## BEGIN

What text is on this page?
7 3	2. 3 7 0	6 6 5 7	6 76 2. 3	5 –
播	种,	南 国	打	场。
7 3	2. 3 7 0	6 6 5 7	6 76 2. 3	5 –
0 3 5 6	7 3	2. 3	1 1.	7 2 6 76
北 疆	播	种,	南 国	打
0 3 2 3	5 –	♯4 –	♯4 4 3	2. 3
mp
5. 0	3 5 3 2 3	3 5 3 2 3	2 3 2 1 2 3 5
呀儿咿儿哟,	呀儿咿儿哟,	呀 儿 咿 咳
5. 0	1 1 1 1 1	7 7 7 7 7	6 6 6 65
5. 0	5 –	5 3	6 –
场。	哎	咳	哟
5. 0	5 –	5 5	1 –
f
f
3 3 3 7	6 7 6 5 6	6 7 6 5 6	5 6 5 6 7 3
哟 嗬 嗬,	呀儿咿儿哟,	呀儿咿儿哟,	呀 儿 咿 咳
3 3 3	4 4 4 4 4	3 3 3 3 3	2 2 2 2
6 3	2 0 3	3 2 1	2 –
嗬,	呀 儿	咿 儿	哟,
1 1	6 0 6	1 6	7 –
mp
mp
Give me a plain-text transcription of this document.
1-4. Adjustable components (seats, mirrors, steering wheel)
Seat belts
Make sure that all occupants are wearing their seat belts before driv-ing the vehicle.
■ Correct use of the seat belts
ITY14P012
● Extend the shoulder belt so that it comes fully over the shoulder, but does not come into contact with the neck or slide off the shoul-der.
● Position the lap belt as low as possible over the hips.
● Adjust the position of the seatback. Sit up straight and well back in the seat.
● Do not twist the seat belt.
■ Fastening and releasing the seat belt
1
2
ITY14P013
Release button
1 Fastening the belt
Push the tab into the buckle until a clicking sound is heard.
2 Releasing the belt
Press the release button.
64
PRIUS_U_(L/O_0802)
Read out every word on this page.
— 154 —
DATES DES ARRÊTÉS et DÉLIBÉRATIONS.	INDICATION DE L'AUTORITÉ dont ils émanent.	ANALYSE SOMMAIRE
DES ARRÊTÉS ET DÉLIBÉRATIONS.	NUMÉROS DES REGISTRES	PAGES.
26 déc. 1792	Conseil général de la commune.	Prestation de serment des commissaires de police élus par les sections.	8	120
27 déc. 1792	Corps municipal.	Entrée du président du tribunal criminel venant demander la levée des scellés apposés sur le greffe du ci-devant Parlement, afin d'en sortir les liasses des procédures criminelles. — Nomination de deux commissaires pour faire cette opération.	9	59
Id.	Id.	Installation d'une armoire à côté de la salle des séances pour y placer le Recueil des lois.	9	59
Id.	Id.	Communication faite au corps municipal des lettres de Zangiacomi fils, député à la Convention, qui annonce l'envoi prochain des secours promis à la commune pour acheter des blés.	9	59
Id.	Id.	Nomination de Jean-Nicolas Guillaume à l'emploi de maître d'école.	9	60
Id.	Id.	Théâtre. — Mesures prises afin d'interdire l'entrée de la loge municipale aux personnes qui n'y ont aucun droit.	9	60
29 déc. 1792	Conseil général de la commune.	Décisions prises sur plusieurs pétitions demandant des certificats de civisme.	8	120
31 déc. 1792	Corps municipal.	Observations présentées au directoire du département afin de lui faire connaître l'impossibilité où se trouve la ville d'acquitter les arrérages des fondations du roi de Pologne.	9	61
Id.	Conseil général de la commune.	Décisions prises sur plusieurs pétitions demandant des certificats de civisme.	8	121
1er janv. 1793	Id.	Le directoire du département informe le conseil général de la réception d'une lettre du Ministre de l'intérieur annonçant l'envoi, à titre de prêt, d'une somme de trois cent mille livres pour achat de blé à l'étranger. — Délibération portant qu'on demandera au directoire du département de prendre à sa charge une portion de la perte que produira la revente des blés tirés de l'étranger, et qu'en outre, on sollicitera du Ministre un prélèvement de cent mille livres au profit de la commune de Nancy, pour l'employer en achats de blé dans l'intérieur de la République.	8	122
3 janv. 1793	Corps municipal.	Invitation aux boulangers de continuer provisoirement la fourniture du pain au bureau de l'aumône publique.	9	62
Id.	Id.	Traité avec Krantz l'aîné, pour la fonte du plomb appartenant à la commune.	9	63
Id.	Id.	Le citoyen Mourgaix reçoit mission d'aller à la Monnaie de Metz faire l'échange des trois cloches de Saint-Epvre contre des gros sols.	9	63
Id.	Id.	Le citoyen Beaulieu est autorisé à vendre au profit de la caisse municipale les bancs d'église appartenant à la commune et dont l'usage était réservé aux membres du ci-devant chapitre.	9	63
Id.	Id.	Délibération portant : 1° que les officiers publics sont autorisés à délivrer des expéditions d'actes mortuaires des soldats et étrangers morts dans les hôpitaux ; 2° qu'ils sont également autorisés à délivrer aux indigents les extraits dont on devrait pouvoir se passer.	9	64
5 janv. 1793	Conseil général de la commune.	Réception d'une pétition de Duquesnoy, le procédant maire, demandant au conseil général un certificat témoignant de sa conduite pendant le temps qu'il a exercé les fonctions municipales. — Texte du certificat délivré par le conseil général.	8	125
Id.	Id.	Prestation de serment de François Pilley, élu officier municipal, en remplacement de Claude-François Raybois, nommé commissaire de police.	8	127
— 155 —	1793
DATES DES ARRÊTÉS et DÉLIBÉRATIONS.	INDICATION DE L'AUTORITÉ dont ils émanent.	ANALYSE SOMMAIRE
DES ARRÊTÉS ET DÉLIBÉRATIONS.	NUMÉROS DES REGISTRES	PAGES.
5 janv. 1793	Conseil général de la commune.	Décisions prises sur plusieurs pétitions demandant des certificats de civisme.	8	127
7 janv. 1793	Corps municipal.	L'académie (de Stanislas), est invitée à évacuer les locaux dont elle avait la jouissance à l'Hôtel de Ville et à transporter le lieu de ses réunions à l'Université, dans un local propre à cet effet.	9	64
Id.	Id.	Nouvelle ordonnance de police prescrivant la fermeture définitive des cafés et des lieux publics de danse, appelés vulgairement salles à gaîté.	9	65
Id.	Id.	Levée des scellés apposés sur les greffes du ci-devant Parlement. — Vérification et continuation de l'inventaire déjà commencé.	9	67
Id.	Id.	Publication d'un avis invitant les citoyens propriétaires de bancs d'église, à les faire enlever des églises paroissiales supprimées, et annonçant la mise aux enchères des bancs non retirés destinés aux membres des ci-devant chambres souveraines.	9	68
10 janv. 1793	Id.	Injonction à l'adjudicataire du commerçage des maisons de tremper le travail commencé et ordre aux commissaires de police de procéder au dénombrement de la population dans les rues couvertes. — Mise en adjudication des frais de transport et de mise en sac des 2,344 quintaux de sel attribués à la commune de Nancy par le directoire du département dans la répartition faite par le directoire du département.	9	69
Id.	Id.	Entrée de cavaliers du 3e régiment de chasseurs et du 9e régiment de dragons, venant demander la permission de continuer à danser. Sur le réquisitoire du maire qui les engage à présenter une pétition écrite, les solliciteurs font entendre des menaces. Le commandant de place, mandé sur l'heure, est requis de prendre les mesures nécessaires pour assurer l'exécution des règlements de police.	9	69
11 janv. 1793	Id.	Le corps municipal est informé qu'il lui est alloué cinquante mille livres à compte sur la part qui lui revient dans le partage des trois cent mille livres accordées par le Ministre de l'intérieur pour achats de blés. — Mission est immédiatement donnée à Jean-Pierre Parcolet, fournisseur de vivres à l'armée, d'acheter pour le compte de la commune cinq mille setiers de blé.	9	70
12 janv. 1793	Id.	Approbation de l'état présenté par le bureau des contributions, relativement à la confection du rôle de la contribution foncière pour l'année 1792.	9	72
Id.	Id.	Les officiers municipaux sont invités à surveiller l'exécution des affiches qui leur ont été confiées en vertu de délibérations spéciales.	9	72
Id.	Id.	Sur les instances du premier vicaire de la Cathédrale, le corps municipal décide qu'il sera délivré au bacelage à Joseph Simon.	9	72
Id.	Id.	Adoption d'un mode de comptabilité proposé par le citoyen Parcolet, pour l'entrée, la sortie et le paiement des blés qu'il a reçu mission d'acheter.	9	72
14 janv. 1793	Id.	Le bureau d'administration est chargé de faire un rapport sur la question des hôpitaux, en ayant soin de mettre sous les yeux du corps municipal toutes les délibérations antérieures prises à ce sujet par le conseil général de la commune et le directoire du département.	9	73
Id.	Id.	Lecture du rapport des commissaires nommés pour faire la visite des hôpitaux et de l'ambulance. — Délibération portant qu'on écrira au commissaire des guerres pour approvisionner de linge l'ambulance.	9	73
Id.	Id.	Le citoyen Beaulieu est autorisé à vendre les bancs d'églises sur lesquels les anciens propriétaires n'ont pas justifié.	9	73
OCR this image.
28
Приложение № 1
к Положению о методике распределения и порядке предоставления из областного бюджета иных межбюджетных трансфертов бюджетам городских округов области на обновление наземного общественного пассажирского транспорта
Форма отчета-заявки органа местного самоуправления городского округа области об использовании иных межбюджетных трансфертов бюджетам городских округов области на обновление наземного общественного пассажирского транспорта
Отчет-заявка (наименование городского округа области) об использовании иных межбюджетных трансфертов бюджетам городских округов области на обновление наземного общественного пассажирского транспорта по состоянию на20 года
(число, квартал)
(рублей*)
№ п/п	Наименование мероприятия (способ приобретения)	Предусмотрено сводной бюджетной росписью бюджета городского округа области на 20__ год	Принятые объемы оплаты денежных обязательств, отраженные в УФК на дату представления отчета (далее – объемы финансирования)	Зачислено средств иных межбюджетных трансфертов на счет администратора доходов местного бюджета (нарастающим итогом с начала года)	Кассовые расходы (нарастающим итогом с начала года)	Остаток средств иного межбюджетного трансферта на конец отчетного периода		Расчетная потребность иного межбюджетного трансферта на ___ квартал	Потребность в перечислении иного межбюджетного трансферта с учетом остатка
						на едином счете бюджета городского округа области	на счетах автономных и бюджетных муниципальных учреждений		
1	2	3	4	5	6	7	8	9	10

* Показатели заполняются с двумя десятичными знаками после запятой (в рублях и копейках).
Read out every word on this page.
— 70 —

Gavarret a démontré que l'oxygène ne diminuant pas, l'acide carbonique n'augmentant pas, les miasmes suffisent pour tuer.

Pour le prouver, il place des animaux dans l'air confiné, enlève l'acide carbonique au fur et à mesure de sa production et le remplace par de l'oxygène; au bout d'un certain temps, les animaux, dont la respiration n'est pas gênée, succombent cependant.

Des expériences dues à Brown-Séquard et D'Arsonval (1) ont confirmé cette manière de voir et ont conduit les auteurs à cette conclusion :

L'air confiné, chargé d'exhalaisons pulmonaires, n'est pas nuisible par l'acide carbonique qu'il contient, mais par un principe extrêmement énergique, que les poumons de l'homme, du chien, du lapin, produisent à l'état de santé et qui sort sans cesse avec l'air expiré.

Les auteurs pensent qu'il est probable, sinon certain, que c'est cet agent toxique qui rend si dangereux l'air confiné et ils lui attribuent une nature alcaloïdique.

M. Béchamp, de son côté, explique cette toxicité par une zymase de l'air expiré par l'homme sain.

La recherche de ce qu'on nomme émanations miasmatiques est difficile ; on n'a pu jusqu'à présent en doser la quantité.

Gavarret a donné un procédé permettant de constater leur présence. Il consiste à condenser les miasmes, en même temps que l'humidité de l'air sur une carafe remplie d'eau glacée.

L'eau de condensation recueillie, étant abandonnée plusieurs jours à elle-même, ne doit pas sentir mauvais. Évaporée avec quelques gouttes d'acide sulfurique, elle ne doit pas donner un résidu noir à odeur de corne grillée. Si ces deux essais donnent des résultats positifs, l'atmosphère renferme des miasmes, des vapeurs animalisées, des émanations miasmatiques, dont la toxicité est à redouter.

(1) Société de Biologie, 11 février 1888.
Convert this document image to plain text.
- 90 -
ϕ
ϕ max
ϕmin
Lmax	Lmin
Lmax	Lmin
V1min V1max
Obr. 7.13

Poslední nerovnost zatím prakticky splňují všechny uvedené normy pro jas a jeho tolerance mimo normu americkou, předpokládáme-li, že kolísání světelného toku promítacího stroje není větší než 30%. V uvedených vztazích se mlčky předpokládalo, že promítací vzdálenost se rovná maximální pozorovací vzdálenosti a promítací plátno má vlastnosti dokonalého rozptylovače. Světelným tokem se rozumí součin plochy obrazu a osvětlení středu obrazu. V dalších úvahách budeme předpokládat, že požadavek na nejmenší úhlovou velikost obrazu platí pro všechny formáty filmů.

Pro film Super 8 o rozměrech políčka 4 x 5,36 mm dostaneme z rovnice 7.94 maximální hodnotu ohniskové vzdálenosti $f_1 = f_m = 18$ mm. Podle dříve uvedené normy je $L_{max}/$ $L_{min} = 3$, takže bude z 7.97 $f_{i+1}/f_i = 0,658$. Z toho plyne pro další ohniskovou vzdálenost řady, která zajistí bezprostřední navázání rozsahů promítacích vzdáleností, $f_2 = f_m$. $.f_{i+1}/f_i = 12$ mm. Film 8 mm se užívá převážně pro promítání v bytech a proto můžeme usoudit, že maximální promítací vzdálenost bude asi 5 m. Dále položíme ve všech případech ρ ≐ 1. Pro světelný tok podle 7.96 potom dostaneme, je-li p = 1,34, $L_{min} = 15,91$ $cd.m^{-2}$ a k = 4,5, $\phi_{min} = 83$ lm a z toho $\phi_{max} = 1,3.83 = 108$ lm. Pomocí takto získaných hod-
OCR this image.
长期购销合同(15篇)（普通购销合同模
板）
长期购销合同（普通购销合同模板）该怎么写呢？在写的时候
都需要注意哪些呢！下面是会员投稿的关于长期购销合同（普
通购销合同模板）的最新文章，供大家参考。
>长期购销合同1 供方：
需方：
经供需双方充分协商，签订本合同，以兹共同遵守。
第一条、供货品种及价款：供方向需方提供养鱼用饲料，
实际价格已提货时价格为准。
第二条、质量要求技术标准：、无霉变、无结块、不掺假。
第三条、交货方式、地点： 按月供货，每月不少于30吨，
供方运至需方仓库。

## END

» Exercise
Take every line from the data above that holds "обновление" and copy it out.

» Answer to this task
к Положению о методике распределения и порядке предоставления из областного бюджета иных межбюджетных трансфертов бюджетам городских округов области на обновление наземного общественного пассажирского транспорта
Форма отчета-заявки органа местного самоуправления городского округа области об использовании иных межбюджетных трансфертов бюджетам городских округов области на обновление наземного общественного пассажирского транспорта
Отчет-заявка (наименование городского округа области) об использовании иных межбюджетных трансфертов бюджетам городских округов области на обновление наземного общественного пассажирского транспорта по состоянию на20 года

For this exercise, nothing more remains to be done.